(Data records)
►
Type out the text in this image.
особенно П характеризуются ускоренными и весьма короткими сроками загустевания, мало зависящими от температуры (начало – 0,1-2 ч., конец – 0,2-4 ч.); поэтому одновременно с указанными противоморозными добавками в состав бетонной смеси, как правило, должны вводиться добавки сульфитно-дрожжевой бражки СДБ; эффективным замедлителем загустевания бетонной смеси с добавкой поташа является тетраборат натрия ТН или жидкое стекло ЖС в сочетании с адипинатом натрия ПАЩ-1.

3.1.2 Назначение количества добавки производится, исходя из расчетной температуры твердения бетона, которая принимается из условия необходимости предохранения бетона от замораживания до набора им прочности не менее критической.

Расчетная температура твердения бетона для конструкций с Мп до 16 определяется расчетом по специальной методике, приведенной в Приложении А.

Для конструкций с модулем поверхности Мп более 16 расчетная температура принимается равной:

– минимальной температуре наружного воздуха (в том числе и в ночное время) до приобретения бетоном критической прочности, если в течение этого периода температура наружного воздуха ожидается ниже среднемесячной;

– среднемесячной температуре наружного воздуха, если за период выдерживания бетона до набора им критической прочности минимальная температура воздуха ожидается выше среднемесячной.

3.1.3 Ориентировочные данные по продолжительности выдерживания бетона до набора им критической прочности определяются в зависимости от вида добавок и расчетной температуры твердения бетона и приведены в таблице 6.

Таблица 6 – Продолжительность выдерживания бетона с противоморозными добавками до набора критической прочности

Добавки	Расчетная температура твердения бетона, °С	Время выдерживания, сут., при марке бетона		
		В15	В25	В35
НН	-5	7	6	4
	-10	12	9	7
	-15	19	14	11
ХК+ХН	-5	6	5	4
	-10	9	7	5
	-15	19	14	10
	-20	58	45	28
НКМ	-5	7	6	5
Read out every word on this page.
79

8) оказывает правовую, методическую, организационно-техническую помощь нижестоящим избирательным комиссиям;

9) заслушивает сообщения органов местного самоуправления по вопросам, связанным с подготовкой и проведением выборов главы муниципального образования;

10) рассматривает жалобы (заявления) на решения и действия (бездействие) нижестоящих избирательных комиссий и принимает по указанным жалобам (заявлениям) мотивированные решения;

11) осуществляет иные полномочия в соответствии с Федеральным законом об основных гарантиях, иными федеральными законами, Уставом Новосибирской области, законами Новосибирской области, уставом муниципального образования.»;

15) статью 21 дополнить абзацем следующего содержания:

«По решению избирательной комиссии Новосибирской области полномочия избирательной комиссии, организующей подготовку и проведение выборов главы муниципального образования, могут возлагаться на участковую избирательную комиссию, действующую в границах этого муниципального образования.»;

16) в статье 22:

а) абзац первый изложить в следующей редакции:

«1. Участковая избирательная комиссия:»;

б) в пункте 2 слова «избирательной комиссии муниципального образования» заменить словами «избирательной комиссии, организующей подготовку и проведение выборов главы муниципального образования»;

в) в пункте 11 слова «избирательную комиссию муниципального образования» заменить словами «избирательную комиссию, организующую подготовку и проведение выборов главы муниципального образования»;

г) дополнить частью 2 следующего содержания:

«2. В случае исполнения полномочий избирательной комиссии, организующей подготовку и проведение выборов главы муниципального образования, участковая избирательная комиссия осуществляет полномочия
◄
Output the records above in their entirety, exactly.

[Answer to this problem]:
Type out the text in this image.
особенно П характеризуются ускоренными и весьма короткими сроками загустевания, мало зависящими от температуры (начало – 0,1-2 ч., конец – 0,2-4 ч.); поэтому одновременно с указанными противоморозными добавками в состав бетонной смеси, как правило, должны вводиться добавки сульфитно-дрожжевой бражки СДБ; эффективным замедлителем загустевания бетонной смеси с добавкой поташа является тетраборат натрия ТН или жидкое стекло ЖС в сочетании с адипинатом натрия ПАЩ-1.

3.1.2 Назначение количества добавки производится, исходя из расчетной температуры твердения бетона, которая принимается из условия необходимости предохранения бетона от замораживания до набора им прочности не менее критической.

Расчетная температура твердения бетона для конструкций с Мп до 16 определяется расчетом по специальной методике, приведенной в Приложении А.

Для конструкций с модулем поверхности Мп более 16 расчетная температура принимается равной:

– минимальной температуре наружного воздуха (в том числе и в ночное время) до приобретения бетоном критической прочности, если в течение этого периода температура наружного воздуха ожидается ниже среднемесячной;

– среднемесячной температуре наружного воздуха, если за период выдерживания бетона до набора им критической прочности минимальная температура воздуха ожидается выше среднемесячной.

3.1.3 Ориентировочные данные по продолжительности выдерживания бетона до набора им критической прочности определяются в зависимости от вида добавок и расчетной температуры твердения бетона и приведены в таблице 6.

Таблица 6 – Продолжительность выдерживания бетона с противоморозными добавками до набора критической прочности

Добавки	Расчетная температура твердения бетона, °С	Время выдерживания, сут., при марке бетона		
		В15	В25	В35
НН	-5	7	6	4
	-10	12	9	7
	-15	19	14	11
ХК+ХН	-5	6	5	4
	-10	9	7	5
	-15	19	14	10
	-20	58	45	28
НКМ	-5	7	6	5
Read out every word on this page.
79

8) оказывает правовую, методическую, организационно-техническую помощь нижестоящим избирательным комиссиям;

9) заслушивает сообщения органов местного самоуправления по вопросам, связанным с подготовкой и проведением выборов главы муниципального образования;

10) рассматривает жалобы (заявления) на решения и действия (бездействие) нижестоящих избирательных комиссий и принимает по указанным жалобам (заявлениям) мотивированные решения;

11) осуществляет иные полномочия в соответствии с Федеральным законом об основных гарантиях, иными федеральными законами, Уставом Новосибирской области, законами Новосибирской области, уставом муниципального образования.»;

15) статью 21 дополнить абзацем следующего содержания:

«По решению избирательной комиссии Новосибирской области полномочия избирательной комиссии, организующей подготовку и проведение выборов главы муниципального образования, могут возлагаться на участковую избирательную комиссию, действующую в границах этого муниципального образования.»;

16) в статье 22:

а) абзац первый изложить в следующей редакции:

«1. Участковая избирательная комиссия:»;

б) в пункте 2 слова «избирательной комиссии муниципального образования» заменить словами «избирательной комиссии, организующей подготовку и проведение выборов главы муниципального образования»;

в) в пункте 11 слова «избирательную комиссию муниципального образования» заменить словами «избирательную комиссию, организующую подготовку и проведение выборов главы муниципального образования»;

г) дополнить частью 2 следующего содержания:

«2. В случае исполнения полномочий избирательной комиссии, организующей подготовку и проведение выборов главы муниципального образования, участковая избирательная комиссия осуществляет полномочия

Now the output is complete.